[Extracted records]
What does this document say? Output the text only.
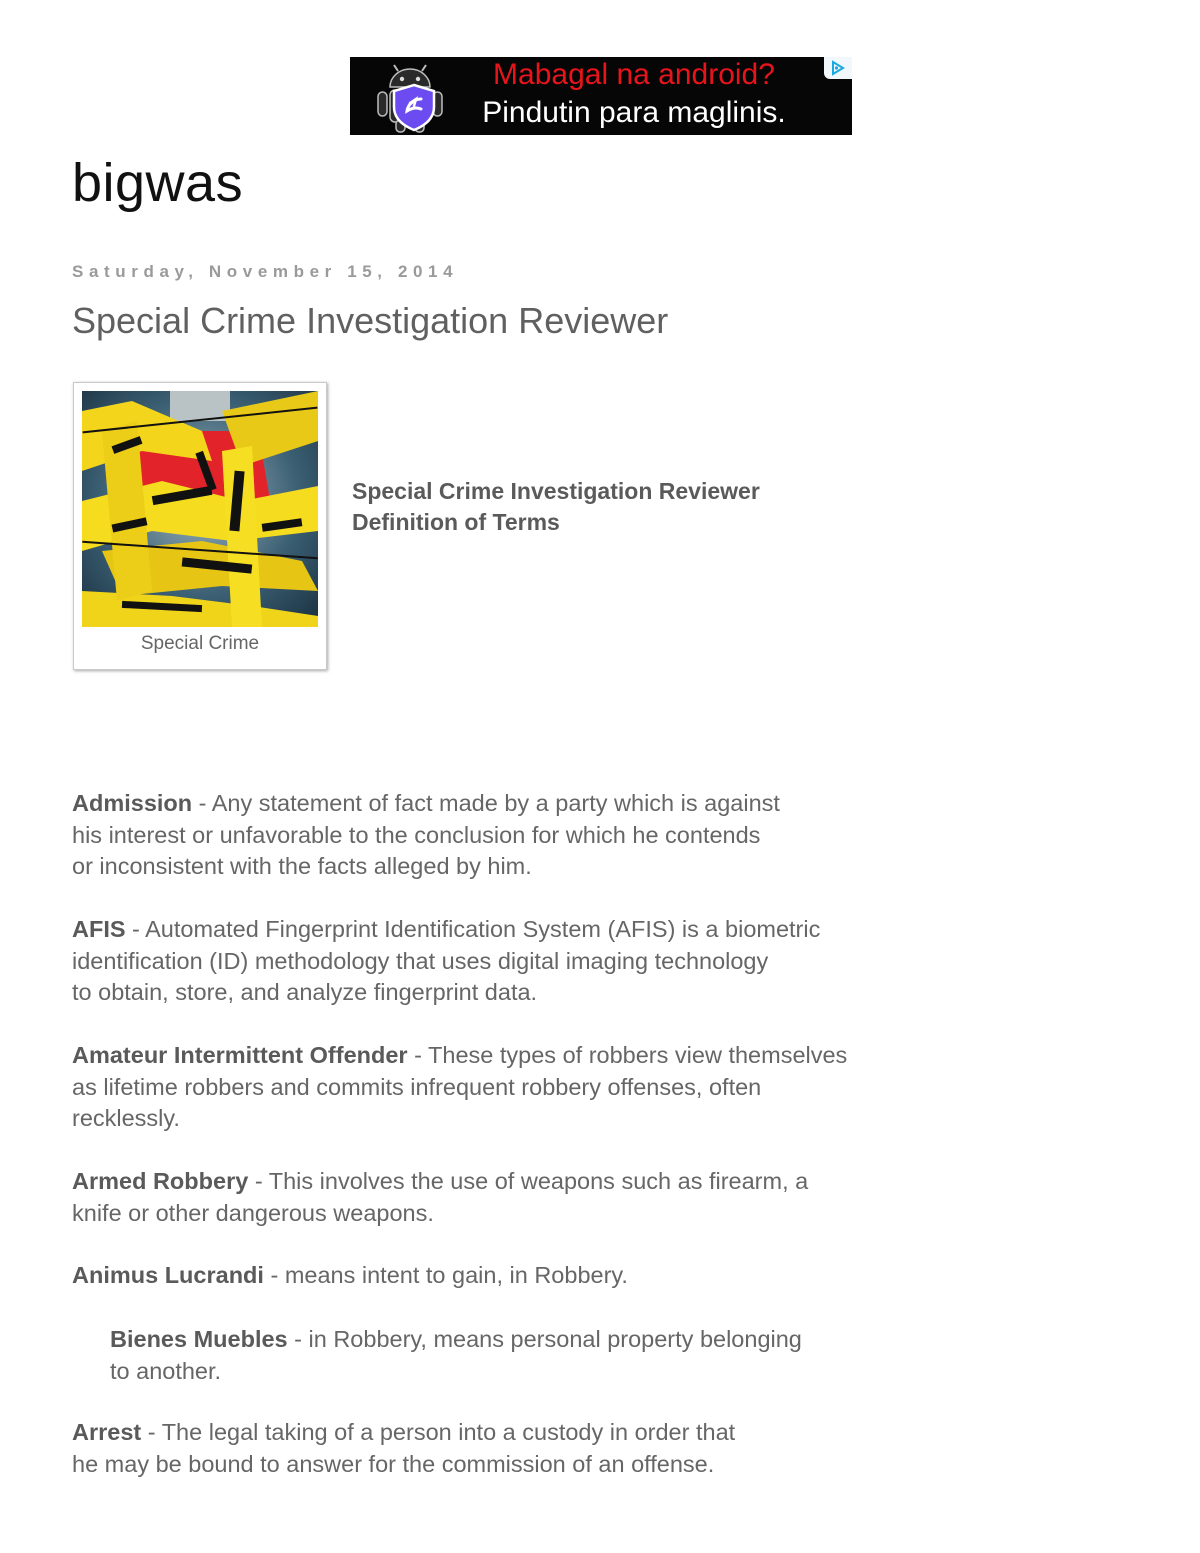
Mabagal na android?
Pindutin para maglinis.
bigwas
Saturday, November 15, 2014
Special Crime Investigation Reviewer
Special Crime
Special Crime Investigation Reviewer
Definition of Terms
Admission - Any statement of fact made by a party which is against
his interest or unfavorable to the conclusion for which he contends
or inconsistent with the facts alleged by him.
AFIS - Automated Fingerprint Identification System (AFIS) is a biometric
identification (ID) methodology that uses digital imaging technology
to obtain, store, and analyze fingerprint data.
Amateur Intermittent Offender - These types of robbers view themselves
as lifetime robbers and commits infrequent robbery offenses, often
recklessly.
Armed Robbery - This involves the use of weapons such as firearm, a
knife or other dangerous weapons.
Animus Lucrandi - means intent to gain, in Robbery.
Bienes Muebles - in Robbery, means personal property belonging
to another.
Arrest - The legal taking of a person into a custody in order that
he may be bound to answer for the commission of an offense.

* [Exercise instructions]:
Pick out all lines from the data above in which the word "that" appears.

* [Response below]:
identification (ID) methodology that uses digital imaging technology
Arrest - The legal taking of a person into a custody in order that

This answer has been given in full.